__REQUIRED TASK__.
The entries below should be transcribed in their entirety, exactly as written.

(Collected data entries)
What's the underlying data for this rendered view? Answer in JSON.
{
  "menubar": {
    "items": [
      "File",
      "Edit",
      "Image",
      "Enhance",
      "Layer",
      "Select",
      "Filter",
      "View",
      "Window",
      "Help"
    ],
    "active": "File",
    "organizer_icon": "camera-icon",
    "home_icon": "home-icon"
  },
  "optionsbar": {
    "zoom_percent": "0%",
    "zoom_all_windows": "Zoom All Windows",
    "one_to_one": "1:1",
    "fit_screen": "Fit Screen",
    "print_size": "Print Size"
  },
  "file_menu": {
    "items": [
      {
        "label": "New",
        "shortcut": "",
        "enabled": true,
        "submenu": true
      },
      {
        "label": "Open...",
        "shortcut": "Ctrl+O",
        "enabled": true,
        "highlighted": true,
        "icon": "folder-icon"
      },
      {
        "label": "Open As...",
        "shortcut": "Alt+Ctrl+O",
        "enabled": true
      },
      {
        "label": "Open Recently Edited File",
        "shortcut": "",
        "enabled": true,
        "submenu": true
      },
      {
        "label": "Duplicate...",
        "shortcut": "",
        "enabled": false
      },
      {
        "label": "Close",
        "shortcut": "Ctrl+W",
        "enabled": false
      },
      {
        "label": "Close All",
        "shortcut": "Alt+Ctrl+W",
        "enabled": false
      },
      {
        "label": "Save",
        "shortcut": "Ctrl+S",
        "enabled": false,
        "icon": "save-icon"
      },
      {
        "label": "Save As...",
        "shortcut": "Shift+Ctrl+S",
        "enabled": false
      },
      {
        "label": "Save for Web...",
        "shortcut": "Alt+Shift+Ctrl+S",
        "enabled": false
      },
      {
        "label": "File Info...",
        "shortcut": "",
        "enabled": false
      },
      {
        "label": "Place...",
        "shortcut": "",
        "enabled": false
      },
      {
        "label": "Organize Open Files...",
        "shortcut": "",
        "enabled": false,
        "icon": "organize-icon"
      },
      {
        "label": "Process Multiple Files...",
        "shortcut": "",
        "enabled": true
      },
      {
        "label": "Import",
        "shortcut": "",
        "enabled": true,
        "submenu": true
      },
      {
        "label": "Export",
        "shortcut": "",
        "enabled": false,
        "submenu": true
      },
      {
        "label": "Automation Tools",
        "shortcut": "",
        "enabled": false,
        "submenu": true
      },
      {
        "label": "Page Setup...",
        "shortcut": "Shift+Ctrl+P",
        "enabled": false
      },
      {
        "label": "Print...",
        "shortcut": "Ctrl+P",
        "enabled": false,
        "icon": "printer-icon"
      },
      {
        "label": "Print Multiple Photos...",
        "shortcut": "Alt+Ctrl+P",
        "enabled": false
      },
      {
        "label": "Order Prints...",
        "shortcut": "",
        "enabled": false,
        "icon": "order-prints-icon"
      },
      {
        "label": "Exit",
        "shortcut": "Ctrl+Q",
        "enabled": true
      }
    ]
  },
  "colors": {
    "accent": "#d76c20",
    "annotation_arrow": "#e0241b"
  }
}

__SOLVED EXERCISE__.
What's the underlying data for this rendered view? Answer in JSON.
{
  "menubar": {
    "items": [
      "File",
      "Edit",
      "Image",
      "Enhance",
      "Layer",
      "Select",
      "Filter",
      "View",
      "Window",
      "Help"
    ],
    "active": "File",
    "organizer_icon": "camera-icon",
    "home_icon": "home-icon"
  },
  "optionsbar": {
    "zoom_percent": "0%",
    "zoom_all_windows": "Zoom All Windows",
    "one_to_one": "1:1",
    "fit_screen": "Fit Screen",
    "print_size": "Print Size"
  },
  "file_menu": {
    "items": [
      {
        "label": "New",
        "shortcut": "",
        "enabled": true,
        "submenu": true
      },
      {
        "label": "Open...",
        "shortcut": "Ctrl+O",
        "enabled": true,
        "highlighted": true,
        "icon": "folder-icon"
      },
      {
        "label": "Open As...",
        "shortcut": "Alt+Ctrl+O",
        "enabled": true
      },
      {
        "label": "Open Recently Edited File",
        "shortcut": "",
        "enabled": true,
        "submenu": true
      },
      {
        "label": "Duplicate...",
        "shortcut": "",
        "enabled": false
      },
      {
        "label": "Close",
        "shortcut": "Ctrl+W",
        "enabled": false
      },
      {
        "label": "Close All",
        "shortcut": "Alt+Ctrl+W",
        "enabled": false
      },
      {
        "label": "Save",
        "shortcut": "Ctrl+S",
        "enabled": false,
        "icon": "save-icon"
      },
      {
        "label": "Save As...",
        "shortcut": "Shift+Ctrl+S",
        "enabled": false
      },
      {
        "label": "Save for Web...",
        "shortcut": "Alt+Shift+Ctrl+S",
        "enabled": false
      },
      {
        "label": "File Info...",
        "shortcut": "",
        "enabled": false
      },
      {
        "label": "Place...",
        "shortcut": "",
        "enabled": false
      },
      {
        "label": "Organize Open Files...",
        "shortcut": "",
        "enabled": false,
        "icon": "organize-icon"
      },
      {
        "label": "Process Multiple Files...",
        "shortcut": "",
        "enabled": true
      },
      {
        "label": "Import",
        "shortcut": "",
        "enabled": true,
        "submenu": true
      },
      {
        "label": "Export",
        "shortcut": "",
        "enabled": false,
        "submenu": true
      },
      {
        "label": "Automation Tools",
        "shortcut": "",
        "enabled": false,
        "submenu": true
      },
      {
        "label": "Page Setup...",
        "shortcut": "Shift+Ctrl+P",
        "enabled": false
      },
      {
        "label": "Print...",
        "shortcut": "Ctrl+P",
        "enabled": false,
        "icon": "printer-icon"
      },
      {
        "label": "Print Multiple Photos...",
        "shortcut": "Alt+Ctrl+P",
        "enabled": false
      },
      {
        "label": "Order Prints...",
        "shortcut": "",
        "enabled": false,
        "icon": "order-prints-icon"
      },
      {
        "label": "Exit",
        "shortcut": "Ctrl+Q",
        "enabled": true
      }
    ]
  },
  "colors": {
    "accent": "#d76c20",
    "annotation_arrow": "#e0241b"
  }
}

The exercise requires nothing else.